Task description
List each line in which the string "oaths" appears.

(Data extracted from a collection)
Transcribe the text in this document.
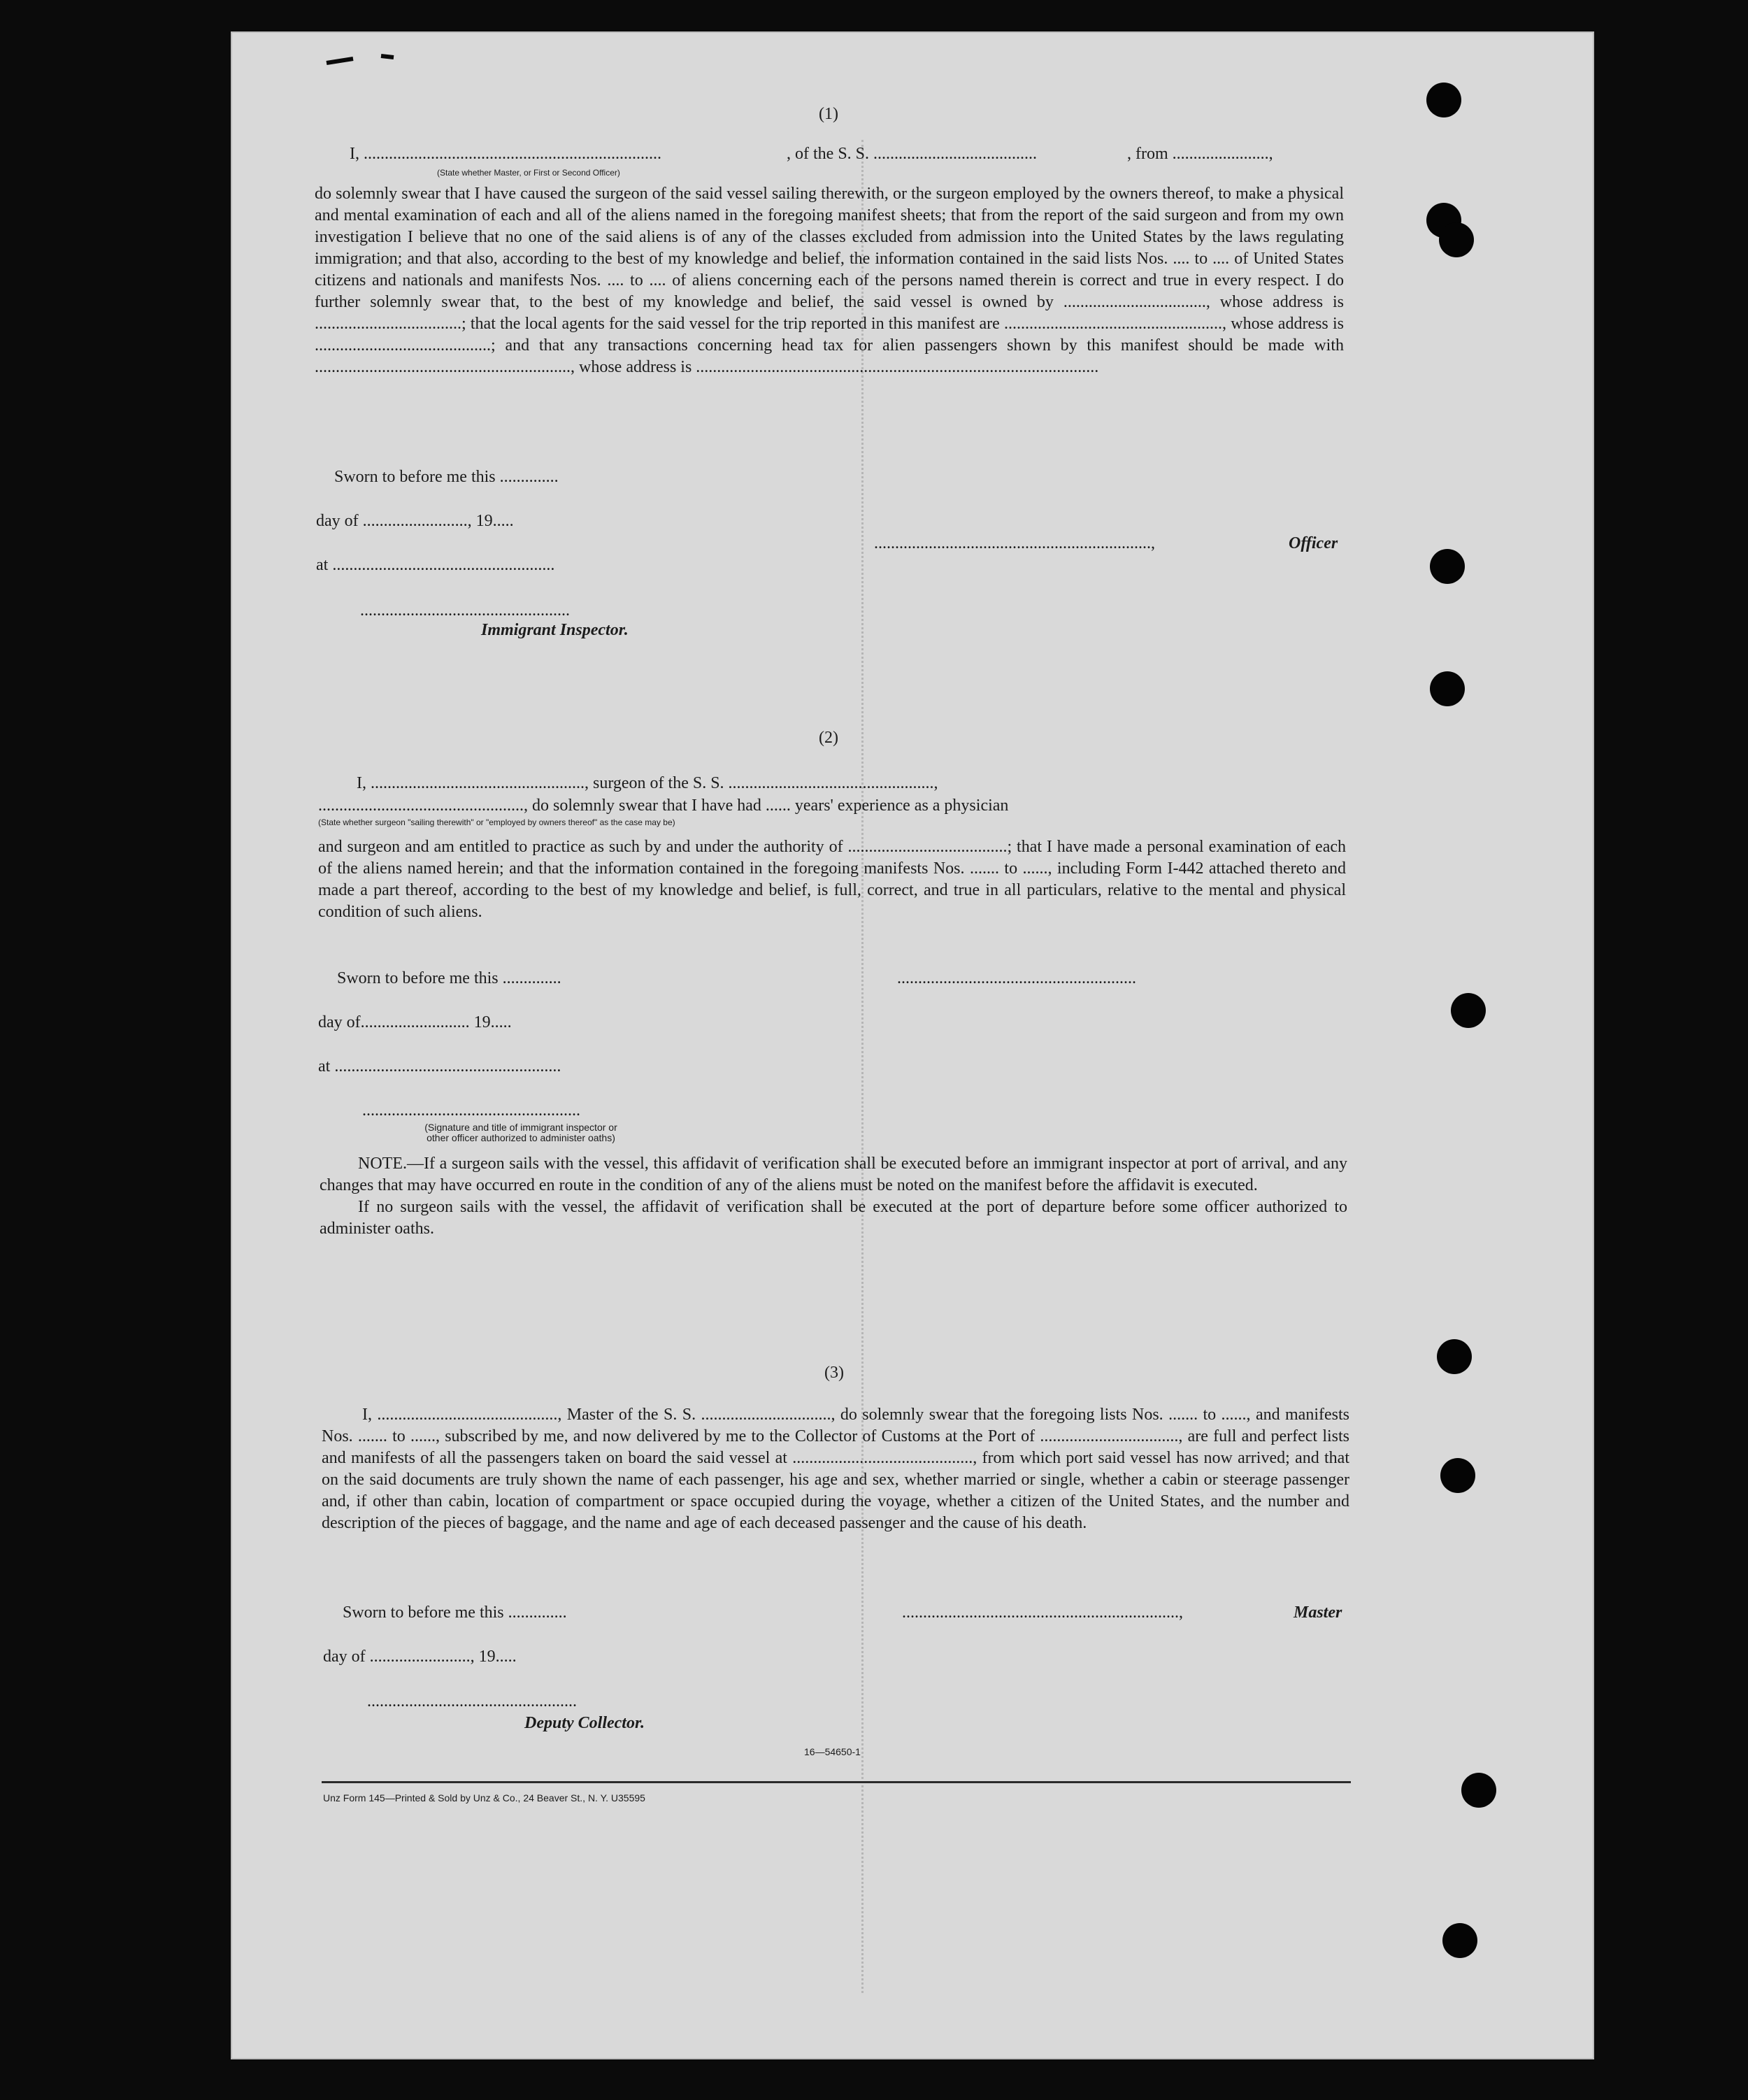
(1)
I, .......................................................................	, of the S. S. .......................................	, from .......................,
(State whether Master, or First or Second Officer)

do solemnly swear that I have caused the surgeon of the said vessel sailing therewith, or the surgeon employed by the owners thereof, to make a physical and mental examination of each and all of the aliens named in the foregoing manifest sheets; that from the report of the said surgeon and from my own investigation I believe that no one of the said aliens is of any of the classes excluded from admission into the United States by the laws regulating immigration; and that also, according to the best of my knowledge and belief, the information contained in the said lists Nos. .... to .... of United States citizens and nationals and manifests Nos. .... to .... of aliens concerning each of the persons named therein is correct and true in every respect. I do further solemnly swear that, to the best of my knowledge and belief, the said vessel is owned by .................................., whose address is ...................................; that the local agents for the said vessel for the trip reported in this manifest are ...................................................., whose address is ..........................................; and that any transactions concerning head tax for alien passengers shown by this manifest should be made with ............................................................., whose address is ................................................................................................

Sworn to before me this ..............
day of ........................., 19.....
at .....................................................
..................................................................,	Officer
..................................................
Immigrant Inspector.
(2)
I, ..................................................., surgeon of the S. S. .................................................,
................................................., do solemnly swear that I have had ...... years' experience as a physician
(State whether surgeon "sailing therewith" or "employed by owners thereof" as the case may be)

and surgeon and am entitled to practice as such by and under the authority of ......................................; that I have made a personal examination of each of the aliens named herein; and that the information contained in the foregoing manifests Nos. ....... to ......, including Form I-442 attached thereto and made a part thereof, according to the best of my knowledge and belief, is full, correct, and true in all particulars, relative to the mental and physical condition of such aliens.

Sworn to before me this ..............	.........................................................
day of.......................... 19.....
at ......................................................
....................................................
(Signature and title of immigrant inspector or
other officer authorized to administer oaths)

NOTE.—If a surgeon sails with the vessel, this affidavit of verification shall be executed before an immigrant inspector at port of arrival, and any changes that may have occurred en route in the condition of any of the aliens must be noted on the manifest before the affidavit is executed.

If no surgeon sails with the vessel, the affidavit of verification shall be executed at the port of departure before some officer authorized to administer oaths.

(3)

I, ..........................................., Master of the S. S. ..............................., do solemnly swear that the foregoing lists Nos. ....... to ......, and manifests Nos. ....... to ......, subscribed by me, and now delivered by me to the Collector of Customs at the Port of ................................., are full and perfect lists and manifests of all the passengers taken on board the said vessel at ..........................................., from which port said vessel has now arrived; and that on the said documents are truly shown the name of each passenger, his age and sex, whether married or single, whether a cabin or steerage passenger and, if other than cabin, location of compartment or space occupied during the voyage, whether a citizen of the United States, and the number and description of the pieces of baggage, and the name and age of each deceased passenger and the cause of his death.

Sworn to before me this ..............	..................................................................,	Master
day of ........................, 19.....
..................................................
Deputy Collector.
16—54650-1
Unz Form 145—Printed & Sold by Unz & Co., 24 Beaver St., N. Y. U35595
==
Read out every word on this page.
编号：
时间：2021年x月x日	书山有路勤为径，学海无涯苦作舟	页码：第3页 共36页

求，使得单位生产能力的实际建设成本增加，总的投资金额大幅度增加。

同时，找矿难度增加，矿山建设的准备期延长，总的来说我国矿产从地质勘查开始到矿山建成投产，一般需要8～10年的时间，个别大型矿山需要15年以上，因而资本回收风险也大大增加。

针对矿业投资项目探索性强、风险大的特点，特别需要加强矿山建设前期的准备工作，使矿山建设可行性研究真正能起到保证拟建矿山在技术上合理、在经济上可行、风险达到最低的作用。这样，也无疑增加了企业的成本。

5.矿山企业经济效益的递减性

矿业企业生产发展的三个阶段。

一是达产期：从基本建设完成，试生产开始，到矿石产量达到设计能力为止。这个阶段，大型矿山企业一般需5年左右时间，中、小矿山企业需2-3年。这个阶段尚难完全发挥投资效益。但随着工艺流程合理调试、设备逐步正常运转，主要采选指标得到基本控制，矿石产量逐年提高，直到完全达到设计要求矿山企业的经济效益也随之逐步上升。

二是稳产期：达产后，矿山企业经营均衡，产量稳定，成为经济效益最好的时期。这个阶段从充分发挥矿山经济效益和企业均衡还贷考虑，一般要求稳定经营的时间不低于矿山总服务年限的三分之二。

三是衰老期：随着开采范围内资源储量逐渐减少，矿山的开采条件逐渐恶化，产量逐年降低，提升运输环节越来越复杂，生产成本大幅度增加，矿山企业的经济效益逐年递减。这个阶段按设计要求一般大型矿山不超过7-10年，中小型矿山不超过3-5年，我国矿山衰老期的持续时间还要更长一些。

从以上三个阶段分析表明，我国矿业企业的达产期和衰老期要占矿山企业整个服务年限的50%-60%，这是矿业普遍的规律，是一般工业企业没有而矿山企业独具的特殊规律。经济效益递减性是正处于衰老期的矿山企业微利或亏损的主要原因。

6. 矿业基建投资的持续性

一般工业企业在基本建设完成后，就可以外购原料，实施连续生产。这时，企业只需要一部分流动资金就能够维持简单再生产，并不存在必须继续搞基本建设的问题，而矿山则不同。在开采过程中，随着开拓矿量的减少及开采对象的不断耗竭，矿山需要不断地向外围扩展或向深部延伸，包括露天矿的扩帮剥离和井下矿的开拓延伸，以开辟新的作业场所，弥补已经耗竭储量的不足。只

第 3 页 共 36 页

Output of the exercise
other officer authorized to administer oaths)
If no surgeon sails with the vessel, the affidavit of verification shall be executed at the port of departure before some officer authorized to administer oaths.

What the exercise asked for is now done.